-- BEGIN Text passage --

IPv4 classful addressing, while it is still in use to a certain extent, is obsolete and should not be used. I will only refer to it in terms of classless addressing and Classless Inter-Domain Routing (CIDR).
CIDR style addressing was introduced in 1993 via RFCs 1517, 1518, 1519 and 1520 and was developed in response to the problems associated with classful addressing. It was rapidly and generally deployed in 1994-5 to deal with (what was felt to be) the imminent depletion of IPv4 address space. Since then it is more or less the standard addressing scheme for the internet.
Classless addressing supports arbitrary sized networks, unlike classful addressing which only supported networks of specific sizes (although improvements such as subnetting and VLSMs helprd, these can be seen as developments towards CIDR). A network is identified by its network address and a mask describing the number of bits in the network prefix. This mask is very much the same creature as a subnet mask under classful addressing, but now takes the place of the classful addressing altogether. While the term 'subnet mask' refers back to classful addressing, under CIDR, any network is really just a subnet of 0.0.0.0/0, the global address space. I will use the term 'subnet mask' to describe what is in effect the mask that defines any network (sub- or otherwise :-).

-- END Text passage --

> [Written tasks]
1 > Transcribe the records, beginning at their first line and stopping after the line that contains "speaker-icon[interactable]: ◂▾ xyxy=(167,5,193,24)".
2 > Go on with the passage about classless IPv4 addressing and CIDR, starting right after its last sentence.

-- BEGIN Data rows --

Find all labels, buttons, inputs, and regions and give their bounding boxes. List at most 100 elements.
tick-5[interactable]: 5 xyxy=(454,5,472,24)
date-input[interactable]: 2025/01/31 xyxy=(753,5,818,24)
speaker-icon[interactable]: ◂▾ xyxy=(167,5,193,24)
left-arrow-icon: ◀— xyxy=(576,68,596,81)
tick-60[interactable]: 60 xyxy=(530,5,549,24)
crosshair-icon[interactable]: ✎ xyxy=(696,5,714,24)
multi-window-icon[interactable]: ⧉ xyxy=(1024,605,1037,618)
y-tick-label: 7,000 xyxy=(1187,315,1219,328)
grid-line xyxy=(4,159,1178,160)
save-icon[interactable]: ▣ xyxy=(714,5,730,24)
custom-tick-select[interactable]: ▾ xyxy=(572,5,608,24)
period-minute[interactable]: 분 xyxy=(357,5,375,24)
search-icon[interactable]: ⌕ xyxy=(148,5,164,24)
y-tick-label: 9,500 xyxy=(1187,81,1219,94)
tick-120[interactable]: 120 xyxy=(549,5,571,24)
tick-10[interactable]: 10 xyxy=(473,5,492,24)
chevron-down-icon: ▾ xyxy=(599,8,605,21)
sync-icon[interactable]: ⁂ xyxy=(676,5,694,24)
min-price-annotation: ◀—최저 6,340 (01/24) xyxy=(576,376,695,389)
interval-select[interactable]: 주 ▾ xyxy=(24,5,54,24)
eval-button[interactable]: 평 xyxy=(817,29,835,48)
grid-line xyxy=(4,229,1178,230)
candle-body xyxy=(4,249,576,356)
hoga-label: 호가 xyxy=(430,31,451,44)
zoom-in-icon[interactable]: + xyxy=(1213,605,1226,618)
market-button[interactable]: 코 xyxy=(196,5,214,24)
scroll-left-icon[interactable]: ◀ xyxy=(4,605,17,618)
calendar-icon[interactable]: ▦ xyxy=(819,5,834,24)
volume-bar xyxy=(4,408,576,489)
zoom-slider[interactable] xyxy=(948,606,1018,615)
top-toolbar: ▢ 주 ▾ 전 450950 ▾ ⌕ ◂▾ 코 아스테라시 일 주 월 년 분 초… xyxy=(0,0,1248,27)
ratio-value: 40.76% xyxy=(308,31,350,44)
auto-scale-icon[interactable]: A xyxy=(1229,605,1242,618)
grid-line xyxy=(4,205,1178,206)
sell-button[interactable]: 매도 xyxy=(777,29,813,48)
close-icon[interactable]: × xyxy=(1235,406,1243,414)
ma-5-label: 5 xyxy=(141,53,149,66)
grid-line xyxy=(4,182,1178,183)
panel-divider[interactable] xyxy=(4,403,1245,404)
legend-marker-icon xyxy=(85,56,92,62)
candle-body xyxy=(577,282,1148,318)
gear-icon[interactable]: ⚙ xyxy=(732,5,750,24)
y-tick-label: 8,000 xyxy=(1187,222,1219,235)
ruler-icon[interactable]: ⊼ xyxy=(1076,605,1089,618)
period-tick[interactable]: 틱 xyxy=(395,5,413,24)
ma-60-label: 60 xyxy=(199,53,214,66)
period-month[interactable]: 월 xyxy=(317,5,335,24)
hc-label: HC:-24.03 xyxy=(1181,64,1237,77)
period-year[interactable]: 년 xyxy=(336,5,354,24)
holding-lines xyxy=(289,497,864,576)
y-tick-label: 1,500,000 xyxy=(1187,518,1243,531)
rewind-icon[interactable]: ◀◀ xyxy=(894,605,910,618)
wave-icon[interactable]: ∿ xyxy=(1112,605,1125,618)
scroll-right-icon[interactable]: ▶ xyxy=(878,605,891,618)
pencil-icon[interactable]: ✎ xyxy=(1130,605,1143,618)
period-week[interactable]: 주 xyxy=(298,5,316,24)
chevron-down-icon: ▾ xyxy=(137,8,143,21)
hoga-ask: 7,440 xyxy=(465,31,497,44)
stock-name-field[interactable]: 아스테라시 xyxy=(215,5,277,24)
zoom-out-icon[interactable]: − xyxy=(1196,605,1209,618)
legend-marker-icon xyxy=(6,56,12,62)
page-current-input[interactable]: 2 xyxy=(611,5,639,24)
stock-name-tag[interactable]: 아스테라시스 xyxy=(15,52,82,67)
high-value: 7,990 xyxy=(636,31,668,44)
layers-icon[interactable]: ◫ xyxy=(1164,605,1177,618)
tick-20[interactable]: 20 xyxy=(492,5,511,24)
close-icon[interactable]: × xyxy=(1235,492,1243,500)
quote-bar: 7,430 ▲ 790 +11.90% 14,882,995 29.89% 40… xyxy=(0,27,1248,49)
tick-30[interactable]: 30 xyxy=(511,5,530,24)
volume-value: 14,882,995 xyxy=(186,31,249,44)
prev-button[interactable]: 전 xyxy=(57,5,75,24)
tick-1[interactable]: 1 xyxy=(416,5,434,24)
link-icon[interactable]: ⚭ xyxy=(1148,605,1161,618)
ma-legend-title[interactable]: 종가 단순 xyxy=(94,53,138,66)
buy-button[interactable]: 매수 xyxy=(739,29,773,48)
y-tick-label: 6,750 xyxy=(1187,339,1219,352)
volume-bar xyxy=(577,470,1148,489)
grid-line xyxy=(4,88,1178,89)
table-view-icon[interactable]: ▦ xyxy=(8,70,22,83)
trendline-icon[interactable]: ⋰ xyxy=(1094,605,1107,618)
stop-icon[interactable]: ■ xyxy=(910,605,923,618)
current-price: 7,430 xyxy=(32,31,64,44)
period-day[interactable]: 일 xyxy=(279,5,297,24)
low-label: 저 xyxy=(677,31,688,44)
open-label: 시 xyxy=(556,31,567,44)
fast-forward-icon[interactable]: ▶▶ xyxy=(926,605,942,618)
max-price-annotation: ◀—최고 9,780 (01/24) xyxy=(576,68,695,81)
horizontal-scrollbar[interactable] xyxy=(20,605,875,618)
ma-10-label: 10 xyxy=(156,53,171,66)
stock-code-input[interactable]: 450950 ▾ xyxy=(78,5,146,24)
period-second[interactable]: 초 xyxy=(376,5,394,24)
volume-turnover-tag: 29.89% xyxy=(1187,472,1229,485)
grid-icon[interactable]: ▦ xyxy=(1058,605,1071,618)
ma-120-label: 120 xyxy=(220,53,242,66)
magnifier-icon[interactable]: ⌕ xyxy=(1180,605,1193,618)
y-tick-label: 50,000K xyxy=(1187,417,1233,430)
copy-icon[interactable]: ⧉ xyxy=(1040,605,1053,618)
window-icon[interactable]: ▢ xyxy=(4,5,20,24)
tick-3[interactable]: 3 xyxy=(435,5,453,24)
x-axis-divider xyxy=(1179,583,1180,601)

-- END Data rows --

> [Answers by task]
1 >
Find all labels, buttons, inputs, and regions and give their bounding boxes. List at most 100 elements.
tick-5[interactable]: 5 xyxy=(454,5,472,24)
date-input[interactable]: 2025/01/31 xyxy=(753,5,818,24)
speaker-icon[interactable]: ◂▾ xyxy=(167,5,193,24)

2 >
For example, an interface might be configured with the address 192.168.195.28 and a subnet mask 255.255.240.0 (ie, a 20 bit mask). This makes the address part of the 192.168.192.0/20 subnet, whose address range is 192.168.192.0 (the network address) to 192.168.207.255 (the broadcast address -- only addresses in between these are available for interface addressing). Now a host somwhere out there on the internet that wants to connect to 192.168.195.28 (this should not happen -- the 192.168.0.0/16 address space in reserved and not routeable), it will pass its packets on to a router, and that router needs to know a route to a network that includes the 192.168.192.0/20 subnet. If it knows about a route to 192.168.0.0/16, and no more specific route, it will pass the packet to the router that advertises that route (or is the destination of a static route to that network). The next router might know about a route to 192.168.128.0/17, and passes it on to the router that advertises that route, and so on until the target network is reached.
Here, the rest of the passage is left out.